• [Short task]:
List each line of the data that holds the string "this".
*** Dataset extract
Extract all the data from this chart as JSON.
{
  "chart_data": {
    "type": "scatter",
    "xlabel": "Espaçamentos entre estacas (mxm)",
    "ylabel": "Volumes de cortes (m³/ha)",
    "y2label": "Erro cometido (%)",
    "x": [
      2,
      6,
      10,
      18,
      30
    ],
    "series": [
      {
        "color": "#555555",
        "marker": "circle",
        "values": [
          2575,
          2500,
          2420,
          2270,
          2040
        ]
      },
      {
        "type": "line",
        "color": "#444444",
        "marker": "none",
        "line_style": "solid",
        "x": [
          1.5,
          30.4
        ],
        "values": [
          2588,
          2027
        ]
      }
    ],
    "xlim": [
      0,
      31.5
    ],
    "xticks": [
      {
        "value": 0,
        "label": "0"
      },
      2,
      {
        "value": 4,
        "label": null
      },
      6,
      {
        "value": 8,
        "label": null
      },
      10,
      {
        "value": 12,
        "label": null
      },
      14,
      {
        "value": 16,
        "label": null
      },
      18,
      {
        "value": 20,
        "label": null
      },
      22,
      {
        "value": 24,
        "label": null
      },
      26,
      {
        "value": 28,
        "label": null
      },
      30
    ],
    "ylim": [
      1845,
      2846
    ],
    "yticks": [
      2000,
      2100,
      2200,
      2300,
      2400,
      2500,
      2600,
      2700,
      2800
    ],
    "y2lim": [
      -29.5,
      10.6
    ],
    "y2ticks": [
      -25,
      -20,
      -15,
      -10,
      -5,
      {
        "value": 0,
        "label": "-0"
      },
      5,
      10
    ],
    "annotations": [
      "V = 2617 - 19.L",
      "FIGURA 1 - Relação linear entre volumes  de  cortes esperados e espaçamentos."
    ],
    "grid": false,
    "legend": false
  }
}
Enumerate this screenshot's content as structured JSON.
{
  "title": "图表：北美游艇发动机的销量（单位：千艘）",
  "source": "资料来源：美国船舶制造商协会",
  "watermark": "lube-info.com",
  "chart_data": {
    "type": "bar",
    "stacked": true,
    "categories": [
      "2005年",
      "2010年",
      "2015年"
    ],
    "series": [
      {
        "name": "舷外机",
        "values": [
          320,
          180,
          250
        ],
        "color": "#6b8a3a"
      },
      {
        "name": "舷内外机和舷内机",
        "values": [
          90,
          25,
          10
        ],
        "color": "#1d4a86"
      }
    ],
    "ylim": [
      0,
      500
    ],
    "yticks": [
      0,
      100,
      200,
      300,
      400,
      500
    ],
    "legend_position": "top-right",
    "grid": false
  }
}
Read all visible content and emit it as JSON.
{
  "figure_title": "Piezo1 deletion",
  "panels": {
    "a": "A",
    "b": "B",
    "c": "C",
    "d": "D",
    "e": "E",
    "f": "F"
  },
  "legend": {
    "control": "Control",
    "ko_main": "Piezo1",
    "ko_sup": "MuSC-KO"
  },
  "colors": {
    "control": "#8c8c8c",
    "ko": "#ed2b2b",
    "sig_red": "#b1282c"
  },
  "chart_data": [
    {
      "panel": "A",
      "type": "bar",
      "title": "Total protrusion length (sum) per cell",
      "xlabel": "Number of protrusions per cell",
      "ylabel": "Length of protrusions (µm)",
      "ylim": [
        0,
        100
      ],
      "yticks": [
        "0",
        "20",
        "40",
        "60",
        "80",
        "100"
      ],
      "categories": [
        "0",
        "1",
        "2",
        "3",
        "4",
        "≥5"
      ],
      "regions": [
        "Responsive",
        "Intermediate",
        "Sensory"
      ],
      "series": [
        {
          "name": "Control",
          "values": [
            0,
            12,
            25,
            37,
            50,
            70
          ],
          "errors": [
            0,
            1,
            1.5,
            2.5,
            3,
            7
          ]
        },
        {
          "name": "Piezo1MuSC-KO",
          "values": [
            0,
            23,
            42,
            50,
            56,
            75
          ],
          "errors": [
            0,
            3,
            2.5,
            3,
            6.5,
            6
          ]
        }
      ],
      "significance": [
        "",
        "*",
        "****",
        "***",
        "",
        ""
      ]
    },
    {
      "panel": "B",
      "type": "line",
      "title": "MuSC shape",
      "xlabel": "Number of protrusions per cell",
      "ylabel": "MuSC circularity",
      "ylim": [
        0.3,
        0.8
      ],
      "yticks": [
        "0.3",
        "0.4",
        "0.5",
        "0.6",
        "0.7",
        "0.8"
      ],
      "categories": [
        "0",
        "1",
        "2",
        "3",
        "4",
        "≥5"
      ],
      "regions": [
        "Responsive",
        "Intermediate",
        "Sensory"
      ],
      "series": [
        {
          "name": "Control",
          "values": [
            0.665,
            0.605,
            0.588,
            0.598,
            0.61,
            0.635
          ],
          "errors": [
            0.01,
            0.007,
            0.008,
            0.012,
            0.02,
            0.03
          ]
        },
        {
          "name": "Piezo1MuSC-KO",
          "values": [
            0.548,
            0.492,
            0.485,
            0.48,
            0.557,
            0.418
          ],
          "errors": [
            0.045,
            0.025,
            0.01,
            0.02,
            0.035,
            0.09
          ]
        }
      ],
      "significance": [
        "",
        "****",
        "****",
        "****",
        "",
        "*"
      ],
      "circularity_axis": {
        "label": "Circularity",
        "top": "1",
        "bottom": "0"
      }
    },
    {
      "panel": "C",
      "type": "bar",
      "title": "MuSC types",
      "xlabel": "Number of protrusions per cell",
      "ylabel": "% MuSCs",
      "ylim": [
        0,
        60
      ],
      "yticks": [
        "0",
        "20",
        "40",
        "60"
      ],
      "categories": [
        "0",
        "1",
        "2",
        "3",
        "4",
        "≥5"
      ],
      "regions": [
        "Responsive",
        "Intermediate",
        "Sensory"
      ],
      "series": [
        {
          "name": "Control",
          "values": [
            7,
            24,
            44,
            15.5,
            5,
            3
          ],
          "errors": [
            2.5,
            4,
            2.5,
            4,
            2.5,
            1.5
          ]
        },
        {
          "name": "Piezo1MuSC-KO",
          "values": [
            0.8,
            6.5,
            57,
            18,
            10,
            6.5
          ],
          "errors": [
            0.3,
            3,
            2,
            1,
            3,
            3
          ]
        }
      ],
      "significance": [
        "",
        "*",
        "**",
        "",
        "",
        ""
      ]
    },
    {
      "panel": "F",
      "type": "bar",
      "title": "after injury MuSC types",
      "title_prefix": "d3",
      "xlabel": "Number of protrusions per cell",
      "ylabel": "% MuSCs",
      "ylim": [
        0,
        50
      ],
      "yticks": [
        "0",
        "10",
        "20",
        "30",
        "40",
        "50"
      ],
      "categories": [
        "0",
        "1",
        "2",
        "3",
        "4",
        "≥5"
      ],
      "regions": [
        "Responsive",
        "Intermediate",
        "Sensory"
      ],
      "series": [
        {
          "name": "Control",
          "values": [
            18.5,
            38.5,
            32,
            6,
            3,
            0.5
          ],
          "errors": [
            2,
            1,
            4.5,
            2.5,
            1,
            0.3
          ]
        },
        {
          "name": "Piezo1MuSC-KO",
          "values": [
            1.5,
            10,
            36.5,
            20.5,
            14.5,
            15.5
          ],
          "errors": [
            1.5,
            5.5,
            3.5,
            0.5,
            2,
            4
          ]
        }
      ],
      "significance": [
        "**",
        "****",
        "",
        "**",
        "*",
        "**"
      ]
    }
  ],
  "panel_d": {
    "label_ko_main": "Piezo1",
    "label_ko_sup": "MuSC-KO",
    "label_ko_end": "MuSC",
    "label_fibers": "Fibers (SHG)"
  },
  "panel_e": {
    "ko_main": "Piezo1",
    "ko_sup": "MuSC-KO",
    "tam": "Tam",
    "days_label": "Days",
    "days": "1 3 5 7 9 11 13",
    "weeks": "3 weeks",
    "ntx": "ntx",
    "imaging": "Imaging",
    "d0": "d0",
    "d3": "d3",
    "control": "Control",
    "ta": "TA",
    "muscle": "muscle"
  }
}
******
• [Written response]:
Extract all the data from this chart as JSON.
Enumerate this screenshot's content as structured JSON.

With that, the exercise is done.